_Material provided_.
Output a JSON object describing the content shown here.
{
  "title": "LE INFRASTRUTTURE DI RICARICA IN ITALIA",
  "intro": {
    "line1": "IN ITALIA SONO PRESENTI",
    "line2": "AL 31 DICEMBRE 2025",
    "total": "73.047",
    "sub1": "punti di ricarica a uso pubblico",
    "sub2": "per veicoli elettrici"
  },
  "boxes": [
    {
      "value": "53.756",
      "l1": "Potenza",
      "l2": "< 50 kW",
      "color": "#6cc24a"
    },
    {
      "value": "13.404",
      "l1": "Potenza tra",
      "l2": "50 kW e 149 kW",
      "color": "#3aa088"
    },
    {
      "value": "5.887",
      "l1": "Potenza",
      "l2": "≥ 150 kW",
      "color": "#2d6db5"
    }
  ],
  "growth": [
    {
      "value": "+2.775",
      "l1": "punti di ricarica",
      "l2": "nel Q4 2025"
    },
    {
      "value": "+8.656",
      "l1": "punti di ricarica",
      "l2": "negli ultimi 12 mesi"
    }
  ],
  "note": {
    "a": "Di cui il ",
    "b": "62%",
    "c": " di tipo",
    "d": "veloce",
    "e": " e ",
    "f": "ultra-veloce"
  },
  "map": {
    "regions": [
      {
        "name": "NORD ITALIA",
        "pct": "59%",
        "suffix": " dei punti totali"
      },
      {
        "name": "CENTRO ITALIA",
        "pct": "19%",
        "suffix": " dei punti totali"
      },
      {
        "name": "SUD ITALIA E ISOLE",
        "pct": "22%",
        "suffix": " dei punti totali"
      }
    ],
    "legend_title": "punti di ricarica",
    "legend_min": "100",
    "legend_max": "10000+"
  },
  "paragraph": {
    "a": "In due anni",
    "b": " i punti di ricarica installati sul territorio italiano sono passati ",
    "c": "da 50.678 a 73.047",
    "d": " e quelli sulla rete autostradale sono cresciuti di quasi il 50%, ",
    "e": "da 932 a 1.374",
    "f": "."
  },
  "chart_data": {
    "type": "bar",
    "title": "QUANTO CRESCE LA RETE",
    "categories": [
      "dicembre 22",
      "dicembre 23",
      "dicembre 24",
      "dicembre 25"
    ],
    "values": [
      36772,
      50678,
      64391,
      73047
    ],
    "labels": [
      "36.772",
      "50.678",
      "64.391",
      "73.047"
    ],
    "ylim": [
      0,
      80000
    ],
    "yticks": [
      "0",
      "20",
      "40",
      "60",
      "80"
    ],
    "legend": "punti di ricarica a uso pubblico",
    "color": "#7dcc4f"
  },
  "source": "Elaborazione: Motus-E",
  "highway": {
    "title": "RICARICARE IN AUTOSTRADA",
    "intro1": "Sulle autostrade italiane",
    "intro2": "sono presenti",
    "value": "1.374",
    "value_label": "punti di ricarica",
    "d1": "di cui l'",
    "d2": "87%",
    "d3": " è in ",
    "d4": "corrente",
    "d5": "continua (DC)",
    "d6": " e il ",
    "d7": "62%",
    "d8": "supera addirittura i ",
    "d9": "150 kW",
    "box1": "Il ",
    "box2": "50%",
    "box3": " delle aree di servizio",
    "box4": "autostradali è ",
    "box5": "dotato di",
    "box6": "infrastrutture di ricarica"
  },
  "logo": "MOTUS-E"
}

_Work required_. Isolate the lines above that contain the word "punti" and copy them.

_The response_.
    "sub1": "punti di ricarica a uso pubblico",
      "l1": "punti di ricarica",
      "l1": "punti di ricarica",
        "suffix": " dei punti totali"
        "suffix": " dei punti totali"
        "suffix": " dei punti totali"
    "legend_title": "punti di ricarica",
    "b": " i punti di ricarica installati sul territorio italiano sono passati ",
    "legend": "punti di ricarica a uso pubblico",
    "value_label": "punti di ricarica",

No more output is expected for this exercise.